DATASET ENTRIES:

** start **

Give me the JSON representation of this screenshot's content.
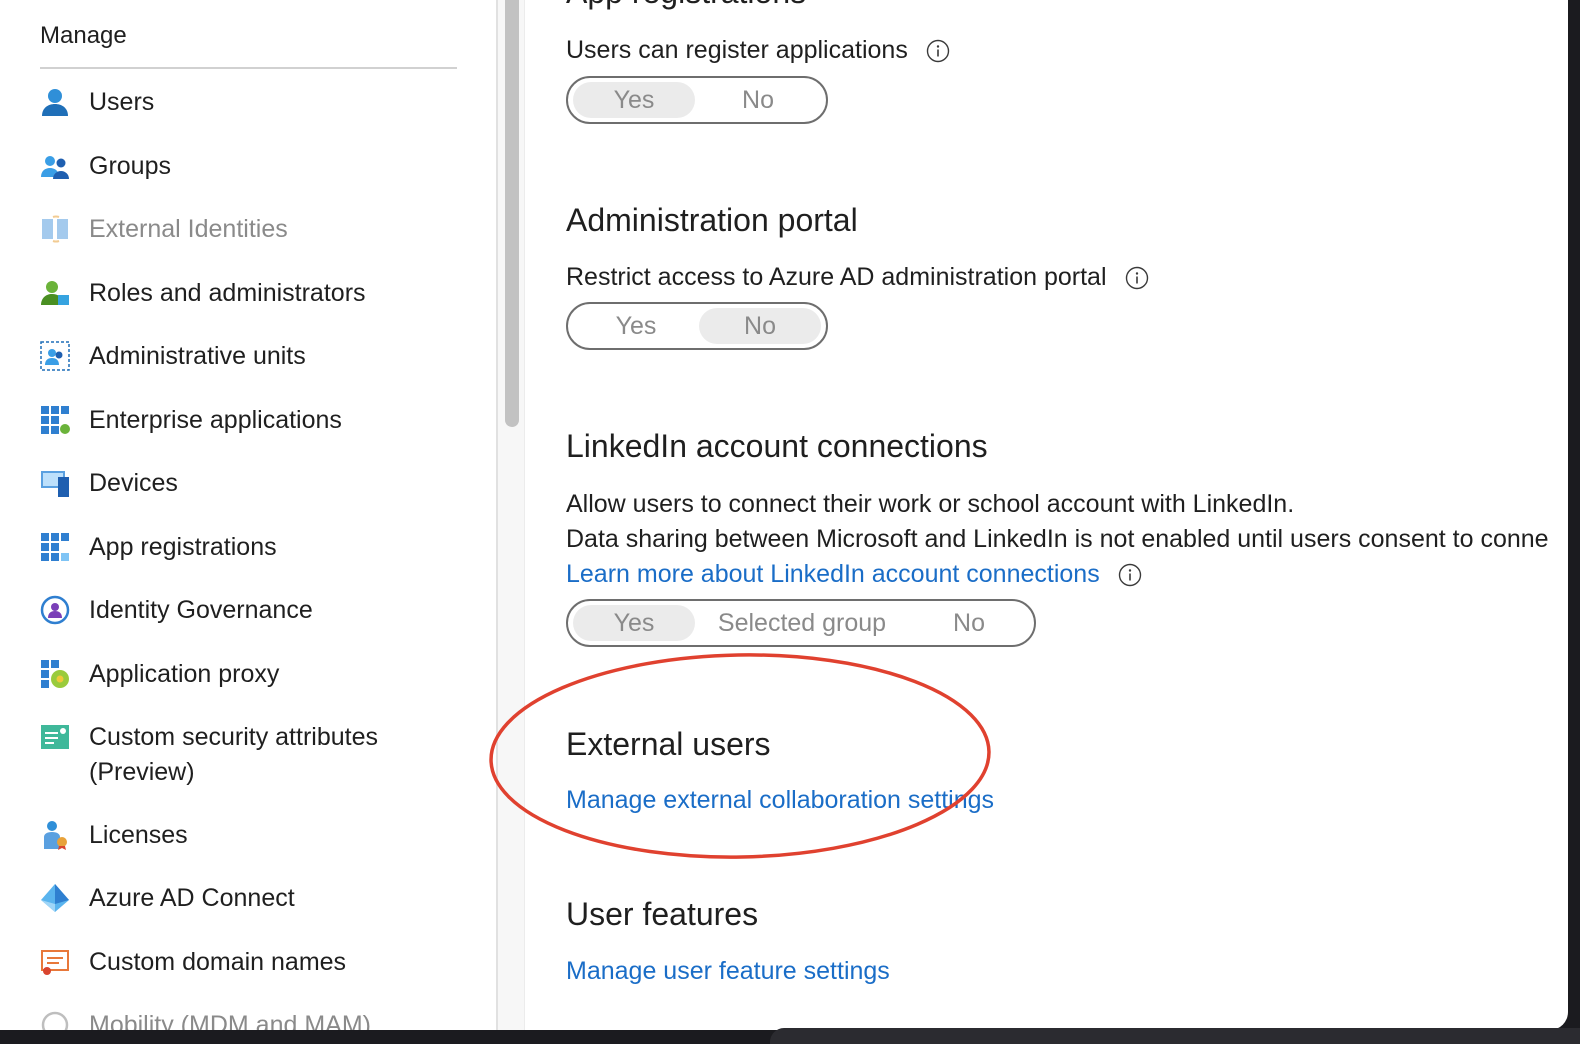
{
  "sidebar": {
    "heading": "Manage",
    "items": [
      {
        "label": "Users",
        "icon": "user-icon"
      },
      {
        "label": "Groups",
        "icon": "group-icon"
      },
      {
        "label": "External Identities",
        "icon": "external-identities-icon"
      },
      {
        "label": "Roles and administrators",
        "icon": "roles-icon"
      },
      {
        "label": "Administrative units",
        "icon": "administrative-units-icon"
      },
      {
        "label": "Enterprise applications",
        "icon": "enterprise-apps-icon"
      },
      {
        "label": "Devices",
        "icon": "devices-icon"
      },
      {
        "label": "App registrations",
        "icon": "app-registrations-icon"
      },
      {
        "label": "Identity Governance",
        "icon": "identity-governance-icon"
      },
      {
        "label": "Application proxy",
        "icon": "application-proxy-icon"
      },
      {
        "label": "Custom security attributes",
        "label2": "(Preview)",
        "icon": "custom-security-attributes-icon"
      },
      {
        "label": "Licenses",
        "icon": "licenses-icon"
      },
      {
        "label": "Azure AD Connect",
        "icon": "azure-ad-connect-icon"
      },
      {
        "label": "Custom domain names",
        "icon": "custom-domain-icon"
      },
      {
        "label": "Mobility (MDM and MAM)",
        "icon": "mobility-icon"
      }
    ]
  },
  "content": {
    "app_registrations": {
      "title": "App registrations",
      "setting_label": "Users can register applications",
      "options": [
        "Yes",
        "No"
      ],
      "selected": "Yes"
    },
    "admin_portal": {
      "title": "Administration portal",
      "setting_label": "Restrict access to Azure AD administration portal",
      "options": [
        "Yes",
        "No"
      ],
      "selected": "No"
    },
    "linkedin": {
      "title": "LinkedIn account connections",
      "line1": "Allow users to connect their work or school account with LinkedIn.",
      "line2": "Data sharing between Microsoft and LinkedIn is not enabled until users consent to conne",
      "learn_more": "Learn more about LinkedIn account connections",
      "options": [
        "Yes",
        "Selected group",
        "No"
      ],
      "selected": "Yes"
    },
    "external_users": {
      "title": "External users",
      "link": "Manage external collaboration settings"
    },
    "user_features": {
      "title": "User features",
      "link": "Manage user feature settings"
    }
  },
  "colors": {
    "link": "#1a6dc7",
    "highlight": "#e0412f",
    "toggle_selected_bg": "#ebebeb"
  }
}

** end **

WHAT TO DO:
All of the records need repeating exactly, except for the pictures.

SOLUTION FOR THIS EXERCISE:
Give me the JSON representation of this screenshot's content.
{
  "sidebar": {
    "heading": "Manage",
    "items": [
      {
        "label": "Users",
        "icon": "user-icon"
      },
      {
        "label": "Groups",
        "icon": "group-icon"
      },
      {
        "label": "External Identities",
        "icon": "external-identities-icon"
      },
      {
        "label": "Roles and administrators",
        "icon": "roles-icon"
      },
      {
        "label": "Administrative units",
        "icon": "administrative-units-icon"
      },
      {
        "label": "Enterprise applications",
        "icon": "enterprise-apps-icon"
      },
      {
        "label": "Devices",
        "icon": "devices-icon"
      },
      {
        "label": "App registrations",
        "icon": "app-registrations-icon"
      },
      {
        "label": "Identity Governance",
        "icon": "identity-governance-icon"
      },
      {
        "label": "Application proxy",
        "icon": "application-proxy-icon"
      },
      {
        "label": "Custom security attributes",
        "label2": "(Preview)",
        "icon": "custom-security-attributes-icon"
      },
      {
        "label": "Licenses",
        "icon": "licenses-icon"
      },
      {
        "label": "Azure AD Connect",
        "icon": "azure-ad-connect-icon"
      },
      {
        "label": "Custom domain names",
        "icon": "custom-domain-icon"
      },
      {
        "label": "Mobility (MDM and MAM)",
        "icon": "mobility-icon"
      }
    ]
  },
  "content": {
    "app_registrations": {
      "title": "App registrations",
      "setting_label": "Users can register applications",
      "options": [
        "Yes",
        "No"
      ],
      "selected": "Yes"
    },
    "admin_portal": {
      "title": "Administration portal",
      "setting_label": "Restrict access to Azure AD administration portal",
      "options": [
        "Yes",
        "No"
      ],
      "selected": "No"
    },
    "linkedin": {
      "title": "LinkedIn account connections",
      "line1": "Allow users to connect their work or school account with LinkedIn.",
      "line2": "Data sharing between Microsoft and LinkedIn is not enabled until users consent to conne",
      "learn_more": "Learn more about LinkedIn account connections",
      "options": [
        "Yes",
        "Selected group",
        "No"
      ],
      "selected": "Yes"
    },
    "external_users": {
      "title": "External users",
      "link": "Manage external collaboration settings"
    },
    "user_features": {
      "title": "User features",
      "link": "Manage user feature settings"
    }
  },
  "colors": {
    "link": "#1a6dc7",
    "highlight": "#e0412f",
    "toggle_selected_bg": "#ebebeb"
  }
}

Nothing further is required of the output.